● **Instruction**: In the material below, find every line with "zasto" and pull it out.

● **Stored data**:
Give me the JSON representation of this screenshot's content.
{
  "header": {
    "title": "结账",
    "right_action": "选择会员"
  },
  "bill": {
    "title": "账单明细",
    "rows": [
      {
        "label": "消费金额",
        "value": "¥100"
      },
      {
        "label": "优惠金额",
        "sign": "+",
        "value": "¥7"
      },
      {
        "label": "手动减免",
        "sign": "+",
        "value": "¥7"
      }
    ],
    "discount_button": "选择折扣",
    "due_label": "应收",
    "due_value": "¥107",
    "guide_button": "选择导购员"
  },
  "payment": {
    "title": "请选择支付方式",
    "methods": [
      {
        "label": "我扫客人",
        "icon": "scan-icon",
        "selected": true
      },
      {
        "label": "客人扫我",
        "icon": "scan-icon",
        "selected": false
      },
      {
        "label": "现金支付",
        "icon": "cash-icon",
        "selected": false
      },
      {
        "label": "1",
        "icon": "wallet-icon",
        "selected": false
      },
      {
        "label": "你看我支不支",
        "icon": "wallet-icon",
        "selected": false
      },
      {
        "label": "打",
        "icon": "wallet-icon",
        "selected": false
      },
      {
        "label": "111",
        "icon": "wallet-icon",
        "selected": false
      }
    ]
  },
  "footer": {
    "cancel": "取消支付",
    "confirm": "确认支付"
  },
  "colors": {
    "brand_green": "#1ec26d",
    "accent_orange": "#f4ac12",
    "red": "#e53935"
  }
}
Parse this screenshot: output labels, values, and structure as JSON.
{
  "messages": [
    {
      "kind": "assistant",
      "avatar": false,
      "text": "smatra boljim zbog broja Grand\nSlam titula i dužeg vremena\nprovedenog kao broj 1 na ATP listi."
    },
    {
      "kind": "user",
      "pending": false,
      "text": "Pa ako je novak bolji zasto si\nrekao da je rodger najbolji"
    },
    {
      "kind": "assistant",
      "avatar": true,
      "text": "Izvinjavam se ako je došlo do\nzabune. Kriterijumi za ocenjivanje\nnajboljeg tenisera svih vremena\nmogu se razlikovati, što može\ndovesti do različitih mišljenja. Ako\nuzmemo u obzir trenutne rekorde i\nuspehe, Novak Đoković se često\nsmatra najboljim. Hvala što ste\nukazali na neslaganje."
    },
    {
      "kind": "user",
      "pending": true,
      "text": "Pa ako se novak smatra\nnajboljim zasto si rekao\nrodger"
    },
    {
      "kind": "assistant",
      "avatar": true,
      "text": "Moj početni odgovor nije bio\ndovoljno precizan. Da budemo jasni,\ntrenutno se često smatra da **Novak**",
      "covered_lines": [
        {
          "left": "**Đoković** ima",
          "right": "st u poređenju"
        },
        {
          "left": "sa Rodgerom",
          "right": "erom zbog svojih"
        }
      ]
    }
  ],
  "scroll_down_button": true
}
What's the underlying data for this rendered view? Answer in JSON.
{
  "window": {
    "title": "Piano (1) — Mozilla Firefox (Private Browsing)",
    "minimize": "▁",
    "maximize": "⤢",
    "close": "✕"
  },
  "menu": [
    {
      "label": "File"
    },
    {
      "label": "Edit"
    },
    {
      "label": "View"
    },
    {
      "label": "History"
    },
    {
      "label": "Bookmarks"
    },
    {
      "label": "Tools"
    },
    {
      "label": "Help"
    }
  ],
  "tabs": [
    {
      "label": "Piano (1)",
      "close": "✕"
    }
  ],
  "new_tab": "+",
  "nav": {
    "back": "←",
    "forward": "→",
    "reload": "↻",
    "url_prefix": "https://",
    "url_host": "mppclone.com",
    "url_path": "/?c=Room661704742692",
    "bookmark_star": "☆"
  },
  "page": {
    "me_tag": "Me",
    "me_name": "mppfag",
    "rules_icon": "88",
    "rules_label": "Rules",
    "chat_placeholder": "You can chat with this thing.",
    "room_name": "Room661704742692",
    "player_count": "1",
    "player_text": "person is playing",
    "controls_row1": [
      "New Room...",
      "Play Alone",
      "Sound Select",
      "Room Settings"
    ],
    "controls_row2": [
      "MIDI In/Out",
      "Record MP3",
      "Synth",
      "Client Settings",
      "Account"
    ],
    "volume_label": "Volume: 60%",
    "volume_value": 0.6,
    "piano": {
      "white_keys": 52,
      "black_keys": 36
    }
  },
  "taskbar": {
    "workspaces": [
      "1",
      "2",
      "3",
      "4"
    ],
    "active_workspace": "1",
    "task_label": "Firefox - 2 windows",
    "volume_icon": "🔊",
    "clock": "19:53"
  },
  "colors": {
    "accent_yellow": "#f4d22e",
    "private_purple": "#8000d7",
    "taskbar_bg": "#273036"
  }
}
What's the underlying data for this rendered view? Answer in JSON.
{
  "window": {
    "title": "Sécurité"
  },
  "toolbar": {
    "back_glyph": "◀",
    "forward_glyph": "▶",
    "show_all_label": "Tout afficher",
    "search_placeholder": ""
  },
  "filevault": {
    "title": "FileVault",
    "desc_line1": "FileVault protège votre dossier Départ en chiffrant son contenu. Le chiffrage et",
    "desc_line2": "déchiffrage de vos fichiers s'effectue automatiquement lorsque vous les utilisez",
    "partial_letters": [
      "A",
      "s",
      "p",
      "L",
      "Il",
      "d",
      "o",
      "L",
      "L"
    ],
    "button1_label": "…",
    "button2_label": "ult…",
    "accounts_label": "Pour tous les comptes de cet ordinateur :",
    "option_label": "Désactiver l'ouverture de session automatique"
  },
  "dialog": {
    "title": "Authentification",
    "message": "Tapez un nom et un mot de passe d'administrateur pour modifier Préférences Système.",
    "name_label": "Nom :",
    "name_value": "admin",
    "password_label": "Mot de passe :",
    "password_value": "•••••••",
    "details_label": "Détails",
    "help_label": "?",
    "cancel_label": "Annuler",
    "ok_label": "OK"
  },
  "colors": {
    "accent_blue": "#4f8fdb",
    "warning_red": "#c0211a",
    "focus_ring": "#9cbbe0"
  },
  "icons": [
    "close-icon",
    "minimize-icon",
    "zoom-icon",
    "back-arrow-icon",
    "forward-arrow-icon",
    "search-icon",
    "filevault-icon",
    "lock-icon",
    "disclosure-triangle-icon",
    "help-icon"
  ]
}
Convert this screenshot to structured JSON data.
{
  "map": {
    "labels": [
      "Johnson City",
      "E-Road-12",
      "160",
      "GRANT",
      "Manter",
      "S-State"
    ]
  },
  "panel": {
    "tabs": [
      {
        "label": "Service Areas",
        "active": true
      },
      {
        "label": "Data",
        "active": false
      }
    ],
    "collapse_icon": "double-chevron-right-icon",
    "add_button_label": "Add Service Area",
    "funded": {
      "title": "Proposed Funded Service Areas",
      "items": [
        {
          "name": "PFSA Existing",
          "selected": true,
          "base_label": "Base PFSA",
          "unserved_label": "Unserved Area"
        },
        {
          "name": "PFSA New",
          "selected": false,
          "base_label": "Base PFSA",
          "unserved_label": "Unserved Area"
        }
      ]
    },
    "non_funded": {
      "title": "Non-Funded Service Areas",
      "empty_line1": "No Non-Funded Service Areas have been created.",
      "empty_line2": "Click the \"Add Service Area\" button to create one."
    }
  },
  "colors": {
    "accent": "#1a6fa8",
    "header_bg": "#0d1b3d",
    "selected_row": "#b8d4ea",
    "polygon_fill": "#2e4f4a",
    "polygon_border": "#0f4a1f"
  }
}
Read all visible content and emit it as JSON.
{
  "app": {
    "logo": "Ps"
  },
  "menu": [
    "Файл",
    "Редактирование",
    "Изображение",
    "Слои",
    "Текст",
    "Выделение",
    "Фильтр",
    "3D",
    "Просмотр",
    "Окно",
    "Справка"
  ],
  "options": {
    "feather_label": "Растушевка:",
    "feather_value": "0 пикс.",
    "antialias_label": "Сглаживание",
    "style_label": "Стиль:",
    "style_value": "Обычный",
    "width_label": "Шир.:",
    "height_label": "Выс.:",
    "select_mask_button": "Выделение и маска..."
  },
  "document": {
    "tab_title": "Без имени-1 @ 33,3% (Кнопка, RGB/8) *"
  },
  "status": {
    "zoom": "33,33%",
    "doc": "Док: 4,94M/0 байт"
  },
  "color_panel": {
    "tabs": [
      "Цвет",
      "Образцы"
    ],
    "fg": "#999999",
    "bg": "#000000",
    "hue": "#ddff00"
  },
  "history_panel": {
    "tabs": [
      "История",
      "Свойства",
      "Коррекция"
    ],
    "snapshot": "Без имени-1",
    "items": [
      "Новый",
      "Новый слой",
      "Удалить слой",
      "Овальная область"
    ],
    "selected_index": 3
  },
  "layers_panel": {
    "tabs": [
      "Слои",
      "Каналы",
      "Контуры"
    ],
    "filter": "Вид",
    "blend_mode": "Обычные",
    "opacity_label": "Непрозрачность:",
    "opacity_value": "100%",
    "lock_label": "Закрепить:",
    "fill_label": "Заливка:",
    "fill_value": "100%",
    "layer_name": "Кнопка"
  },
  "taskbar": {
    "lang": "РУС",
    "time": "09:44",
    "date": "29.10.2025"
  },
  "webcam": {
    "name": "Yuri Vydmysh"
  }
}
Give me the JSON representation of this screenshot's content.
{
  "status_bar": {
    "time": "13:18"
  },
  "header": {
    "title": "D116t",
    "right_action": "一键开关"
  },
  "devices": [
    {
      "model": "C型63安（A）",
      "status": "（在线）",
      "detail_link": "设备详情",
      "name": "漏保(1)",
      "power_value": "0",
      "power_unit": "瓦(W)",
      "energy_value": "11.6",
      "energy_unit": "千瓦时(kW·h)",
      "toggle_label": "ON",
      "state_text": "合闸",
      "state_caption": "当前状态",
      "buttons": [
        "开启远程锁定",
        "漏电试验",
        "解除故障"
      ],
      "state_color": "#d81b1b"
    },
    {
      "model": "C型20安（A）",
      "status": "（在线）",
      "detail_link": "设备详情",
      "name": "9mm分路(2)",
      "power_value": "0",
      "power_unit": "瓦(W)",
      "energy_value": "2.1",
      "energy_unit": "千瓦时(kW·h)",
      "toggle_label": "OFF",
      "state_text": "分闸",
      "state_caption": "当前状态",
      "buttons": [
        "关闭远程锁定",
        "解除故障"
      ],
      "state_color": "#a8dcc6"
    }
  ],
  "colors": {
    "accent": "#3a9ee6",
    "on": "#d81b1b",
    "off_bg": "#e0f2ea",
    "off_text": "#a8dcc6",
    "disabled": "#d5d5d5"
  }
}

● **Answer to the problem**:
      "text": "Pa ako je novak bolji zasto si\nrekao da je rodger najbolji"
      "text": "Pa ako se novak smatra\nnajboljim zasto si rekao\nrodger"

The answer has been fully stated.